▸ **Task details**:
Spot each line in the records below where the word "index" occurs, then copy it.

=== Records shown ===

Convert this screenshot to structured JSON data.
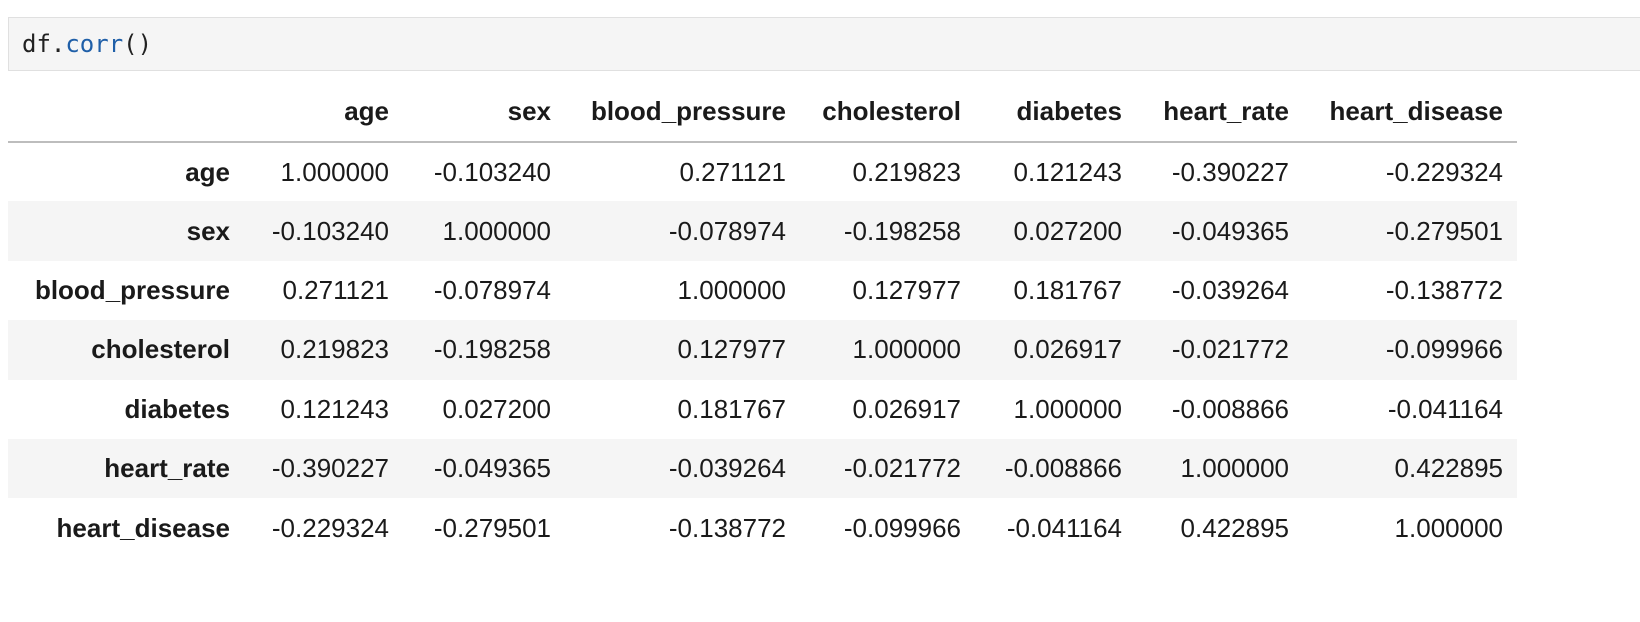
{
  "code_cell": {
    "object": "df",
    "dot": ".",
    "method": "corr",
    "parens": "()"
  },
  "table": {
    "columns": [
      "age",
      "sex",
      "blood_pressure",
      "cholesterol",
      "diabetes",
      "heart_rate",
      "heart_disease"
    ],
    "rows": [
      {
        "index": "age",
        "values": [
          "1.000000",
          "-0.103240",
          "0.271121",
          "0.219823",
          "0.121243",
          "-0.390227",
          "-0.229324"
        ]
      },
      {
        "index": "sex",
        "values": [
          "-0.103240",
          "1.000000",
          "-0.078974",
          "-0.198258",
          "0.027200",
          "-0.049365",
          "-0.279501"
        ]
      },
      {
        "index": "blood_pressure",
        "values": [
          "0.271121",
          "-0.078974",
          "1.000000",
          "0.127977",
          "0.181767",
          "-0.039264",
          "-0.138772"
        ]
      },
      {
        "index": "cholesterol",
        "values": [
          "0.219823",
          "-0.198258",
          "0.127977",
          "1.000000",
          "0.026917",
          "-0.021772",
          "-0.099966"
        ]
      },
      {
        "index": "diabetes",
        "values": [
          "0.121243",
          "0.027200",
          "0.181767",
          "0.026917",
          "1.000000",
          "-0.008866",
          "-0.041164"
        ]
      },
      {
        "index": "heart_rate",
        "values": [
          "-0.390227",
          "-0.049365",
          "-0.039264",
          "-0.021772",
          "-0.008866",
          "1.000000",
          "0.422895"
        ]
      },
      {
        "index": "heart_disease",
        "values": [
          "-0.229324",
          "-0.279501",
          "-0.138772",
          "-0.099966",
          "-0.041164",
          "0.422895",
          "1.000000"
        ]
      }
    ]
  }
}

===

▸ **The completed task**:
        "index": "age",
        "index": "sex",
        "index": "blood_pressure",
        "index": "cholesterol",
        "index": "diabetes",
        "index": "heart_rate",
        "index": "heart_disease",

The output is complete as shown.